REQUIREMENTS:
Recast every line of the records below as a JSON list of strings, one string per line, with blank lines omitted and the pictures excluded.

Excerpt from a dataset

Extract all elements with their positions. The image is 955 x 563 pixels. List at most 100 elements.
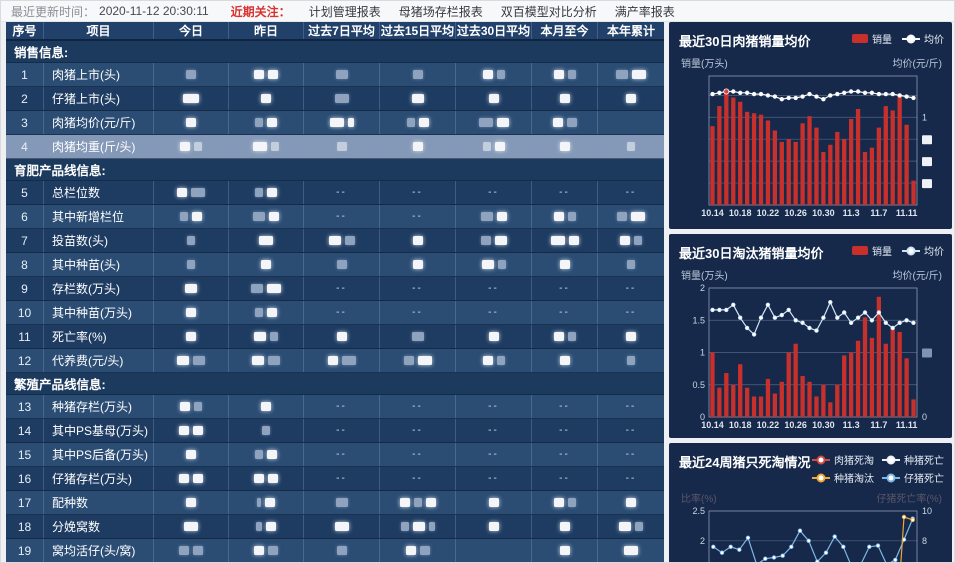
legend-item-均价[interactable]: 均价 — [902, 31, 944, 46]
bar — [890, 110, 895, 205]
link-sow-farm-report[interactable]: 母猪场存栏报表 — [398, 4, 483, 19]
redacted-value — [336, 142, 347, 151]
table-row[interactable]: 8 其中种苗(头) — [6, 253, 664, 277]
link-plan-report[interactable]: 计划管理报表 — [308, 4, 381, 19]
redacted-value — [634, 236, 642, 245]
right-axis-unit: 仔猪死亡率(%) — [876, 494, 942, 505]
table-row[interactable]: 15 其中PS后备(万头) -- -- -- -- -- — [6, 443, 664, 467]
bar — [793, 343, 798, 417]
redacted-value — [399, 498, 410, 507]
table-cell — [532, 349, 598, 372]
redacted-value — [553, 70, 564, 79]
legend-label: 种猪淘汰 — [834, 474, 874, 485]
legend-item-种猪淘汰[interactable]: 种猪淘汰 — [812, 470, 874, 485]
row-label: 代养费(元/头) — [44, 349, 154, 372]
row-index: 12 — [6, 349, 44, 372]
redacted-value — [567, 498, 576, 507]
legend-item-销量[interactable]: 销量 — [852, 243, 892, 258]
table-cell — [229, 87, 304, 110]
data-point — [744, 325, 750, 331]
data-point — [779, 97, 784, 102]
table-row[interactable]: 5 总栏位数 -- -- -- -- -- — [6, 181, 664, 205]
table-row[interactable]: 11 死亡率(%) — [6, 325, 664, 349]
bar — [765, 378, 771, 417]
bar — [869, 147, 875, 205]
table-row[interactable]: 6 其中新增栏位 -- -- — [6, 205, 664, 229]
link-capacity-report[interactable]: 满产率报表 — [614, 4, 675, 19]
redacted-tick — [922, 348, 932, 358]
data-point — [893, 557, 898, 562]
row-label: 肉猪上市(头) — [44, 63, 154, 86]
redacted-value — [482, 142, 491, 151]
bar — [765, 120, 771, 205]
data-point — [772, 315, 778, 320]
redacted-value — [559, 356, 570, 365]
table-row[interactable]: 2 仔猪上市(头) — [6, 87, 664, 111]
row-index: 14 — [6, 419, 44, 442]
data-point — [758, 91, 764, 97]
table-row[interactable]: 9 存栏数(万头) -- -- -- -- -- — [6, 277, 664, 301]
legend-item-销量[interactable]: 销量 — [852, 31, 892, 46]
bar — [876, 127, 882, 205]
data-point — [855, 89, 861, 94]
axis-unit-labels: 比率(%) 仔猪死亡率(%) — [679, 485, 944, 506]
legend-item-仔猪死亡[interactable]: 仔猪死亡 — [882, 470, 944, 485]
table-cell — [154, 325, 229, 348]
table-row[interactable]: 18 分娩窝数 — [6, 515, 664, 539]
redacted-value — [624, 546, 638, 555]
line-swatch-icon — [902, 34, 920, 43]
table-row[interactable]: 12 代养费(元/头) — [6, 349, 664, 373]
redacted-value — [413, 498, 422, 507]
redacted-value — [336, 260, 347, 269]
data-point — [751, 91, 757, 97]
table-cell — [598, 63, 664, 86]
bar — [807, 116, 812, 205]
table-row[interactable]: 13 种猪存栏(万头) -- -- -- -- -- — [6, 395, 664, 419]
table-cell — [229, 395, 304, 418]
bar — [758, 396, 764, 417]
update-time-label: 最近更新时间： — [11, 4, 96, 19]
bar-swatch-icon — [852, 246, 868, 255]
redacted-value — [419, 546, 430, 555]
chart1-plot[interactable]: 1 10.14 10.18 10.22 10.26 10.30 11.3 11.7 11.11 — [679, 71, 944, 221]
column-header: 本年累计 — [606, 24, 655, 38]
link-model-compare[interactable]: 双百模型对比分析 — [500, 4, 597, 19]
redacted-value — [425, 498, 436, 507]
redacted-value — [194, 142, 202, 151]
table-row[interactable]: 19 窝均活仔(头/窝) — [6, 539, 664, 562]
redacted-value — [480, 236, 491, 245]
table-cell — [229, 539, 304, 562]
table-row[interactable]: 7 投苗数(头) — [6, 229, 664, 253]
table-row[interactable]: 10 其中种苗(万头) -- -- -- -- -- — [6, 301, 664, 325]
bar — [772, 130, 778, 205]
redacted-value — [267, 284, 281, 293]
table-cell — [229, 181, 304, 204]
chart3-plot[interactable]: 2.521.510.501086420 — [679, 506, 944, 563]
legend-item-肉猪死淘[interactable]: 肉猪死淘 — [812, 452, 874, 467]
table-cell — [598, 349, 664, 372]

WORKED SOLUTION:
[
  "Extract all elements with their positions. The image is 955 x 563 pixels. List at most 100 elements.",
  "legend-item-均价[interactable]: 均价 — [902, 31, 944, 46]",
  "bar — [890, 110, 895, 205]",
  "link-sow-farm-report[interactable]: 母猪场存栏报表 — [398, 4, 483, 19]",
  "redacted-value — [336, 142, 347, 151]",
  "table-row[interactable]: 8 其中种苗(头) — [6, 253, 664, 277]",
  "link-plan-report[interactable]: 计划管理报表 — [308, 4, 381, 19]",
  "redacted-value — [634, 236, 642, 245]",
  "right-axis-unit: 仔猪死亡率(%) — [876, 494, 942, 505]",
  "table-row[interactable]: 15 其中PS后备(万头) -- -- -- -- -- — [6, 443, 664, 467]",
  "bar — [793, 343, 798, 417]",
  "redacted-value — [399, 498, 410, 507]",
  "table-cell — [532, 349, 598, 372]",
  "redacted-value — [553, 70, 564, 79]",
  "legend-label: 种猪淘汰 — [834, 474, 874, 485]",
  "legend-item-种猪淘汰[interactable]: 种猪淘汰 — [812, 470, 874, 485]",
  "row-label: 代养费(元/头) — [44, 349, 154, 372]",
  "row-index: 12 — [6, 349, 44, 372]",
  "redacted-value — [567, 498, 576, 507]",
  "legend-item-销量[interactable]: 销量 — [852, 243, 892, 258]",
  "table-cell — [229, 87, 304, 110]",
  "data-point — [744, 325, 750, 331]",
  "data-point — [779, 97, 784, 102]",
  "table-row[interactable]: 5 总栏位数 -- -- -- -- -- — [6, 181, 664, 205]",
  "table-row[interactable]: 11 死亡率(%) — [6, 325, 664, 349]",
  "bar — [765, 378, 771, 417]",
  "bar — [869, 147, 875, 205]",
  "table-row[interactable]: 6 其中新增栏位 -- -- — [6, 205, 664, 229]",
  "link-capacity-report[interactable]: 满产率报表 — [614, 4, 675, 19]",
  "redacted-tick — [922, 348, 932, 358]",
  "data-point — [893, 557, 898, 562]",
  "row-label: 肉猪上市(头) — [44, 63, 154, 86]",
  "redacted-value — [482, 142, 491, 151]",
  "bar — [765, 120, 771, 205]",
  "data-point — [772, 315, 778, 320]",
  "redacted-value — [559, 356, 570, 365]",
  "table-row[interactable]: 2 仔猪上市(头) — [6, 87, 664, 111]",
  "row-index: 14 — [6, 419, 44, 442]",
  "data-point — [758, 91, 764, 97]",
  "table-row[interactable]: 9 存栏数(万头) -- -- -- -- -- — [6, 277, 664, 301]",
  "legend-item-销量[interactable]: 销量 — [852, 31, 892, 46]",
  "bar — [876, 127, 882, 205]",
  "data-point — [855, 89, 861, 94]",
  "axis-unit-labels: 比率(%) 仔猪死亡率(%) — [679, 485, 944, 506]",
  "legend-item-仔猪死亡[interactable]: 仔猪死亡 — [882, 470, 944, 485]",
  "table-cell — [154, 325, 229, 348]",
  "table-row[interactable]: 18 分娩窝数 — [6, 515, 664, 539]",
  "redacted-value — [624, 546, 638, 555]",
  "line-swatch-icon — [902, 34, 920, 43]",
  "table-row[interactable]: 12 代养费(元/头) — [6, 349, 664, 373]",
  "redacted-value — [413, 498, 422, 507]",
  "redacted-value — [336, 260, 347, 269]",
  "data-point — [751, 91, 757, 97]",
  "table-cell — [598, 63, 664, 86]",
  "bar — [807, 116, 812, 205]",
  "table-row[interactable]: 13 种猪存栏(万头) -- -- -- -- -- — [6, 395, 664, 419]",
  "table-cell — [229, 395, 304, 418]",
  "bar — [758, 396, 764, 417]",
  "update-time-label: 最近更新时间： — [11, 4, 96, 19]",
  "bar-swatch-icon — [852, 246, 868, 255]",
  "redacted-value — [419, 546, 430, 555]",
  "chart1-plot[interactable]: 1 10.14 10.18 10.22 10.26 10.30 11.3 11.7 11.11 — [679, 71, 944, 221]",
  "column-header: 本年累计 — [606, 24, 655, 38]",
  "link-model-compare[interactable]: 双百模型对比分析 — [500, 4, 597, 19]",
  "redacted-value — [425, 498, 436, 507]",
  "redacted-value — [194, 142, 202, 151]",
  "table-row[interactable]: 19 窝均活仔(头/窝) — [6, 539, 664, 562]",
  "redacted-value — [480, 236, 491, 245]",
  "table-cell — [229, 539, 304, 562]",
  "table-row[interactable]: 7 投苗数(头) — [6, 229, 664, 253]",
  "table-row[interactable]: 10 其中种苗(万头) -- -- -- -- -- — [6, 301, 664, 325]",
  "bar — [772, 130, 778, 205]",
  "redacted-value — [267, 284, 281, 293]",
  "table-cell — [229, 181, 304, 204]",
  "chart3-plot[interactable]: 2.521.510.501086420 — [679, 506, 944, 563]",
  "legend-item-肉猪死淘[interactable]: 肉猪死淘 — [812, 452, 874, 467]",
  "table-cell — [598, 349, 664, 372]"
]